┌─ INFORMATION SUPPLIED
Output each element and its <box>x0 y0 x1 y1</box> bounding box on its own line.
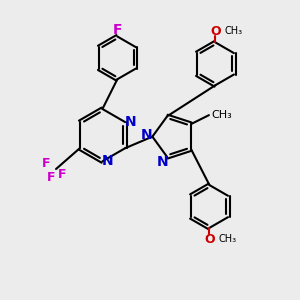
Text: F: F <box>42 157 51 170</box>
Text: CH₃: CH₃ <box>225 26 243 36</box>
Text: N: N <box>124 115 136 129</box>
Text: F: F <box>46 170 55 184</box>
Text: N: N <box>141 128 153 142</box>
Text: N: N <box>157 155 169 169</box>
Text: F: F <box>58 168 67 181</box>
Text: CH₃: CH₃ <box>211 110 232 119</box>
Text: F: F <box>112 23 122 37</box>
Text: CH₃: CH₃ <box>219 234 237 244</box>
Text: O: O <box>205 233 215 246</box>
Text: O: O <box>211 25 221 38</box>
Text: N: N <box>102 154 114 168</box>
└─
┌─ INFORMATION SUPPLIED
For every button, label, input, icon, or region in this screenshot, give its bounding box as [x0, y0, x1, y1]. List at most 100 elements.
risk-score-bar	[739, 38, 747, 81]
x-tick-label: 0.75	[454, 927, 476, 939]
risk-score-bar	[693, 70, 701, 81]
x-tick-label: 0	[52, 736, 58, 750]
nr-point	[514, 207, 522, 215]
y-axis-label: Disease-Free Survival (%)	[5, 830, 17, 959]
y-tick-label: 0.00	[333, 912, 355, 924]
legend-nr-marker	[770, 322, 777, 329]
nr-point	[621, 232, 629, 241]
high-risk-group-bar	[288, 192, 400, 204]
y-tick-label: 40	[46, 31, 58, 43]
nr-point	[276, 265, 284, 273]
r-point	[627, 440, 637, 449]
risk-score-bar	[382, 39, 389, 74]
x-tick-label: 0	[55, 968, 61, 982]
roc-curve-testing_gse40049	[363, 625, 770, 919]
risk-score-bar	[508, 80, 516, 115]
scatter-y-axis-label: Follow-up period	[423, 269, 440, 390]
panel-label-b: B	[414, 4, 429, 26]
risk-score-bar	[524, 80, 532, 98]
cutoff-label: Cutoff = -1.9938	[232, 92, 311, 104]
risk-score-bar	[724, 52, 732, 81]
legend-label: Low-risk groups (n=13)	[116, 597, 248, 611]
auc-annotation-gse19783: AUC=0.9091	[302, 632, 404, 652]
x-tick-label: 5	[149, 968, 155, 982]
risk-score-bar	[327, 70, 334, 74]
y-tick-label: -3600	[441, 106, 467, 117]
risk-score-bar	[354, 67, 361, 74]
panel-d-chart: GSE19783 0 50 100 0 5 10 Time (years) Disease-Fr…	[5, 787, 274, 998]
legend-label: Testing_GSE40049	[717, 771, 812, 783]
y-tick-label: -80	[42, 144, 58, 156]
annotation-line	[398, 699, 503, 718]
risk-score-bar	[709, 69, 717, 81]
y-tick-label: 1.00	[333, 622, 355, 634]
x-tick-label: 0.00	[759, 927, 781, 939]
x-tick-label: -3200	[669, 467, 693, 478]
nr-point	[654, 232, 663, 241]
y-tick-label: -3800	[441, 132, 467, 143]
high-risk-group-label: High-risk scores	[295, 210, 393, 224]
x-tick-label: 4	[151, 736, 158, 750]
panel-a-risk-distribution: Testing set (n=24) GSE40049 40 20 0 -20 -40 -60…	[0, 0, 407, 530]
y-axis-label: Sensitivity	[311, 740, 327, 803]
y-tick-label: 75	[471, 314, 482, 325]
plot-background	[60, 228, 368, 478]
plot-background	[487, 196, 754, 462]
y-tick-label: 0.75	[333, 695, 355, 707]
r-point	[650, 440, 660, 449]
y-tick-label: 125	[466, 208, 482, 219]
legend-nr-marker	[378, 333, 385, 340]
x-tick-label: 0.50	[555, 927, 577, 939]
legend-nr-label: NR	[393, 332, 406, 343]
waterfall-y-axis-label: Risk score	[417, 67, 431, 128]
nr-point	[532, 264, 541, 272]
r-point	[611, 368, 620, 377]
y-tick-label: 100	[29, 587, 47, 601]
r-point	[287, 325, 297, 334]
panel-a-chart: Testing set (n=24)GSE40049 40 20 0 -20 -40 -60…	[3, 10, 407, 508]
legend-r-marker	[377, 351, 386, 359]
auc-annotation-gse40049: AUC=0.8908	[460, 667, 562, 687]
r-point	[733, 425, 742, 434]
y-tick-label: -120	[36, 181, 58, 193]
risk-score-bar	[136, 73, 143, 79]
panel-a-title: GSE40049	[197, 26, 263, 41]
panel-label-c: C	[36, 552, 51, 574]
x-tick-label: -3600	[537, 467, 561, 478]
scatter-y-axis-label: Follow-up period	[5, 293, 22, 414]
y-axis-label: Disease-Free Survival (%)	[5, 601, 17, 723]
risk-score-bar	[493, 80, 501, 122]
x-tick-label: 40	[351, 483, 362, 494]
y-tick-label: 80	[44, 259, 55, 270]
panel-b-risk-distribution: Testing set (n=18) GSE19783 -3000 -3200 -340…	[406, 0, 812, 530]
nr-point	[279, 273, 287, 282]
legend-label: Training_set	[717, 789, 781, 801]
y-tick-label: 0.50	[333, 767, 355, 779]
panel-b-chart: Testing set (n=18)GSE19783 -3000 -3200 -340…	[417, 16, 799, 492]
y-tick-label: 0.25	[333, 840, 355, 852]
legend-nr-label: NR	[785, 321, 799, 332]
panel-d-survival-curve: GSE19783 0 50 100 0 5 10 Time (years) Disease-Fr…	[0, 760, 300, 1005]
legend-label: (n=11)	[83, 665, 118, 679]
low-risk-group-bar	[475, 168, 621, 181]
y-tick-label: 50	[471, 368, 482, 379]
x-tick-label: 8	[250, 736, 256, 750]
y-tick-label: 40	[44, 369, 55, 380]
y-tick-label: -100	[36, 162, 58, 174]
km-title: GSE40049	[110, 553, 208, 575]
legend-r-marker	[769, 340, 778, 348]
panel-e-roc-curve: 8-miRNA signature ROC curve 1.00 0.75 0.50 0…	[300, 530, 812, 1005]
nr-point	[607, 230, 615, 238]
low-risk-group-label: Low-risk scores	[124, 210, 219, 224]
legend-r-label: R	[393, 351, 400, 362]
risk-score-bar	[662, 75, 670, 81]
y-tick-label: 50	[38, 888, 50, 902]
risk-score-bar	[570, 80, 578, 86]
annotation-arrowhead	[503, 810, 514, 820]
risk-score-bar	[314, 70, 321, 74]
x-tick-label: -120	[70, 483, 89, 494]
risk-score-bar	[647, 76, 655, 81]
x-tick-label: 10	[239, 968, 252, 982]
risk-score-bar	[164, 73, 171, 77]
└─
▶ _GIVEN TASK_
Substitute "enclosing box" for "bounding box" in the items starting at the line containing "Output each element" and ending at the line containing "Text: N: N <box>102 154 114 168</box>", changing nothing else and omitting the pictures.

▶ _OUTPUT OF THE EXERCISE_
Output each element and its <box>x0 y0 x1 y1</box> enclosing box on its own line.
Text: F: F <box>42 157 51 170</box>
Text: CH₃: CH₃ <box>225 26 243 36</box>
Text: N: N <box>124 115 136 129</box>
Text: F: F <box>46 170 55 184</box>
Text: N: N <box>141 128 153 142</box>
Text: N: N <box>157 155 169 169</box>
Text: F: F <box>58 168 67 181</box>
Text: CH₃: CH₃ <box>211 110 232 119</box>
Text: F: F <box>112 23 122 37</box>
Text: CH₃: CH₃ <box>219 234 237 244</box>
Text: O: O <box>205 233 215 246</box>
Text: O: O <box>211 25 221 38</box>
Text: N: N <box>102 154 114 168</box>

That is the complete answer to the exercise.